##### TEXTO DE ORIGEN
El relato circular a toda velocidad de Pablo Iglesias
“¿Qué tipo de película haría yo ahora? Haría un ‘Podemos’: un grupo de gente que se reúne y monta un partido político” (Mariano Ozores)
No es un recurso narrativo demasiado original. El relato termina situando al personaje en el mismo punto en el que nos lo presentó al principio. Un ejemplo: Barbra Streisand repartiendo propaganda comunista en Tal como éramos (Sidney Pollack, 1973). El truco queda especialmente resultón en los biopics. Observando a Pablo Manuel Iglesias Turrión, ¿quién no ha pensado alguna vez que parecía creerse el protagonista de una película, de ciertas ínfulas, sobre sí mismo?
Iglesias ha anunciado que deja la política. Varias informaciones apuntan a que su futuro está en su pasado: la docencia y los programas de televisión. ¿Es el final? Por lo pronto, lo parece. De modo que las páginas se han llenado de réquiems. Sus enemigos declarados se han cobrado las facturas pendientes. Y sus escribas han firmado textos que harían pasar al Sáenz de Heredia de Franco, ese hombre (1964) por un frío observador de la realidad.
##########
##### REGISTROS SIN PROCESAR
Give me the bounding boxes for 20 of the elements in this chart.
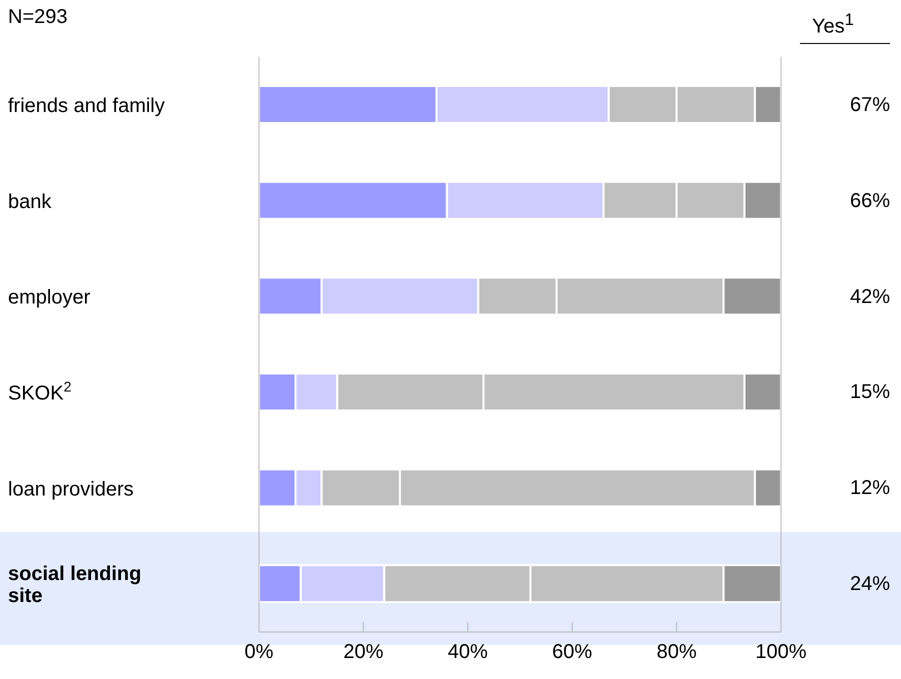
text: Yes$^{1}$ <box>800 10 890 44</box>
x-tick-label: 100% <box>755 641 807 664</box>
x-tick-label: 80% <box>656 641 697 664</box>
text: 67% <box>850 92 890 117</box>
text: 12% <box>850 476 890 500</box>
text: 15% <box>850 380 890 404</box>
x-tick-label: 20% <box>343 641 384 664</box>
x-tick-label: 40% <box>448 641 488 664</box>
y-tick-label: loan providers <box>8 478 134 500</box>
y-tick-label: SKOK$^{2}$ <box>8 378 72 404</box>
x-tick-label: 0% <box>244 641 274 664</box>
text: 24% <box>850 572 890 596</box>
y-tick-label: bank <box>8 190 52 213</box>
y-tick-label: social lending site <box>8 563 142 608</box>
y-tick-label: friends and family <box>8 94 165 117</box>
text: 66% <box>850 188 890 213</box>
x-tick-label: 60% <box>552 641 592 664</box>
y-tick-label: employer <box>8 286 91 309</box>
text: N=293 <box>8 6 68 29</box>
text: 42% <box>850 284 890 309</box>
##########
##### REGISTROS SIN PROCESAR
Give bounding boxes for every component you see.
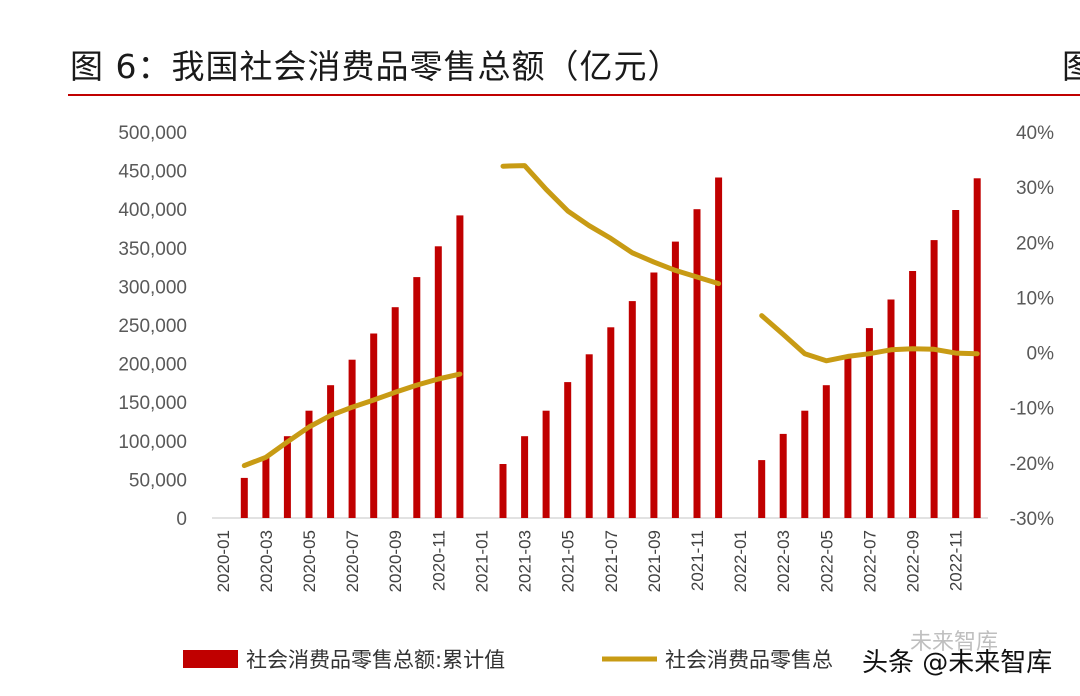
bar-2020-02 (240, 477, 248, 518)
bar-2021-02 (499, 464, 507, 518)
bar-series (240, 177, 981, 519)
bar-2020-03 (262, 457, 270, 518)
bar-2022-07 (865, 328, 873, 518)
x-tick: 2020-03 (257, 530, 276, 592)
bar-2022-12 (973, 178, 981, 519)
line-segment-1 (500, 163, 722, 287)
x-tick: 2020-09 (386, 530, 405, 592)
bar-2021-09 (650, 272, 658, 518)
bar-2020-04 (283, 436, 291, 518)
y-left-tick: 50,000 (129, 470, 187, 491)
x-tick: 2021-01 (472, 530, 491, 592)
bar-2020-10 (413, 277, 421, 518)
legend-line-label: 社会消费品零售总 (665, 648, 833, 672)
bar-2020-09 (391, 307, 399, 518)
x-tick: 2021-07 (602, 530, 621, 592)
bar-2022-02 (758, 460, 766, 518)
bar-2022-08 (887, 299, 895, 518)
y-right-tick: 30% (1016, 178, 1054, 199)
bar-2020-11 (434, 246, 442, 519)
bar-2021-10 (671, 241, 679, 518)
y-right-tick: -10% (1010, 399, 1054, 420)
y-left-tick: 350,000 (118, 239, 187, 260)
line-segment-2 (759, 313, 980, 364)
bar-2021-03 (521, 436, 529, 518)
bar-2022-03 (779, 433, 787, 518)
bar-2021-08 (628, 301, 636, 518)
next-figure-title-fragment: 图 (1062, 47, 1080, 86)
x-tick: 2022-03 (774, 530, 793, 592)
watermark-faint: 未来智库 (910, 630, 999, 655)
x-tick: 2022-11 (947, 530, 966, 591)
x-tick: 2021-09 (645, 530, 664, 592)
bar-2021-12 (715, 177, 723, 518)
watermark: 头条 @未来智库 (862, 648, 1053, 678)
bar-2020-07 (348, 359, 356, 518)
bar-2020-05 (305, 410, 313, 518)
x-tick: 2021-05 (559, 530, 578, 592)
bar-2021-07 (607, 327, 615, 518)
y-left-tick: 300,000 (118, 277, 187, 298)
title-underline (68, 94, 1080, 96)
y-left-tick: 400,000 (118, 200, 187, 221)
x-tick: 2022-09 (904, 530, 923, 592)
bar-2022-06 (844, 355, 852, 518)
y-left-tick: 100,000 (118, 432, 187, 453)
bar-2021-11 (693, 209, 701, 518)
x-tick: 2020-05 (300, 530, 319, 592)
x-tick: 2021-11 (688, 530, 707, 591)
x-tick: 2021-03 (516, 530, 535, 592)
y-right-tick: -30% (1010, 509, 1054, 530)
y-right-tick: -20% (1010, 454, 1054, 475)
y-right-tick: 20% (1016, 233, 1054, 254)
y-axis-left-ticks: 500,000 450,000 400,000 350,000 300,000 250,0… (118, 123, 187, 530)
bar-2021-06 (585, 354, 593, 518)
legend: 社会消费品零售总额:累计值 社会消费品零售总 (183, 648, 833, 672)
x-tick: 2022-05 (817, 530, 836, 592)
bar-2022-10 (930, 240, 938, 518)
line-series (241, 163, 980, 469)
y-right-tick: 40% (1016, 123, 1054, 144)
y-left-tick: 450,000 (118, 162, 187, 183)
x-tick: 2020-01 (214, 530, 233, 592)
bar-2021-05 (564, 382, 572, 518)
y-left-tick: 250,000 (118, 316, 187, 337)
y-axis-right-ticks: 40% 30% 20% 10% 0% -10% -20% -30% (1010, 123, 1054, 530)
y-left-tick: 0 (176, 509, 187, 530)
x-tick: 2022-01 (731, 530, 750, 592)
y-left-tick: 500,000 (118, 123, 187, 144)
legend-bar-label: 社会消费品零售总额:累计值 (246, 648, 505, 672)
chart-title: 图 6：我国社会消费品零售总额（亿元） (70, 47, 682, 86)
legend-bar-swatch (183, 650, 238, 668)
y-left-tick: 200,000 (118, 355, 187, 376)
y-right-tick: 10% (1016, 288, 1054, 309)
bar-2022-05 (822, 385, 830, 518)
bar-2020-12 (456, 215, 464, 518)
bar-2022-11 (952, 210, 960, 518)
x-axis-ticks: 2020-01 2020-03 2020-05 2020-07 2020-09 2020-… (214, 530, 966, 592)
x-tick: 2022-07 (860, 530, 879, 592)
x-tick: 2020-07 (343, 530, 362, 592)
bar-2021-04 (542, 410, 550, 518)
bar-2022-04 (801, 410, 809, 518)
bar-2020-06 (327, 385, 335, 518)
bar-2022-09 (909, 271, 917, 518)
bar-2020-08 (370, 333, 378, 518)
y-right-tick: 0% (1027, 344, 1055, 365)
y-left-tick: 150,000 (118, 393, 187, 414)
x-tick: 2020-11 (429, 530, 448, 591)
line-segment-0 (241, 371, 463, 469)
##########
##### REGISTROS SIN PROCESAR
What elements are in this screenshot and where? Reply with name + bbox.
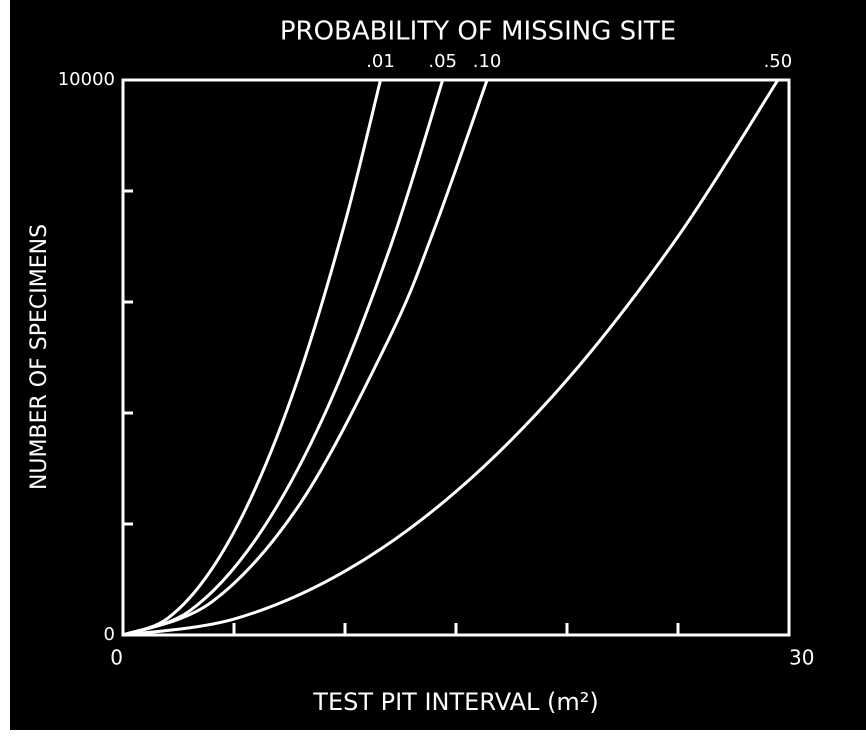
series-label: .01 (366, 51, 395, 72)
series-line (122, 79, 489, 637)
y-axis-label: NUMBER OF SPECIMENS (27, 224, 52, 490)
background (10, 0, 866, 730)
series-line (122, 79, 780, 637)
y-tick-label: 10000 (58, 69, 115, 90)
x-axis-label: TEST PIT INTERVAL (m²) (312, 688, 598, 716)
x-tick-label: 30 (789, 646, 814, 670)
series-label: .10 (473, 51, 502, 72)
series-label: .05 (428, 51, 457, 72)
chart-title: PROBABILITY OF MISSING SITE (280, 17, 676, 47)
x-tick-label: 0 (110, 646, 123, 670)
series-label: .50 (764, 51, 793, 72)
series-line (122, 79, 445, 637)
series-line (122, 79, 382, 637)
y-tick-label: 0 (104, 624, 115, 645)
##########
__TAREAS POR REALIZAR__
1 - Indica si cada afirmación coincide con el artículo sobre Pablo Iglesias y responde sí o no, citando textualmente las palabras que lo deciden: (a) Iglesias ha anunciado que deja la política. (b) El relato circular se presenta como un recurso narrativo muy original. (c) El truco del relato circular funciona especialmente bien en los biopics.
2 - Responde a estas preguntas según el artículo sobre Pablo Iglesias:
(a) ¿En qué película reparte Barbra Streisand propaganda comunista?
(b) ¿Qué dos actividades señalan varias informaciones como el futuro de Iglesias?
(c) ¿A quién se atribuye la cita sobre hacer un "Podemos"?
3 - Escribe la continuación del artículo sobre Pablo Iglesias a partir de su última oración.
El listado no interviene en nada de lo que aquí se pide.

__RESULTADOS POR TAREA__
1 -
(a) Sí: "Iglesias ha anunciado que deja la política."
(b) No: "No es un recurso narrativo demasiado original."
(c) Sí: "El truco queda especialmente resultón en los biopics."

2 -
(a) En Tal como éramos (Sidney Pollack, 1973).
(b) La docencia y los programas de televisión.
(c) A Mariano Ozores.

3 -
Queda algún tiempo para poder trazar su perfil con algo de perspectiva. De momento, encontramos la tentación de hacer de su auge y caída un relato en paralelo al de Albert Rivera. Los iconos de la nueva política y tal.
No se trataría en ningún caso de un paralelismo perfecto. Pero sí puede decirse que ambos han sido arrollados por el exceso de velocidad que ellos mismos contribuyeron a imprimir a la política española a partir de 2014. Esta pasó de ser un septuagenario volviendo del centro comercial con la satisfacción de la compra semanal cumplida a un chaval que se saca el carnet después de una adolescencia viendo en bucle la saga The Fast & the Furious.
Siete años parece un periodo de tiempo razonable para que alguien con ambición política se foguee en un ayuntamiento o un parlamento regional antes de decidir cuál será el siguiente paso.
En Iglesias ha sido suficiente para completar el referido ciclo de auge y caída. Del mundo académico al mediático, primero underground y poco después ya mainstream. Y a partir de ahí: cabeza de lista en unas elecciones europeas, cuatro generales y unas autonómicas madrileñas. Eurodiputado, líder de grupo parlamentario, vicepresidente segundo del Gobierno y no ha sido diputado en la Asamblea de Madrid porque no ha querido. Insistimos: todo en menos de siete años.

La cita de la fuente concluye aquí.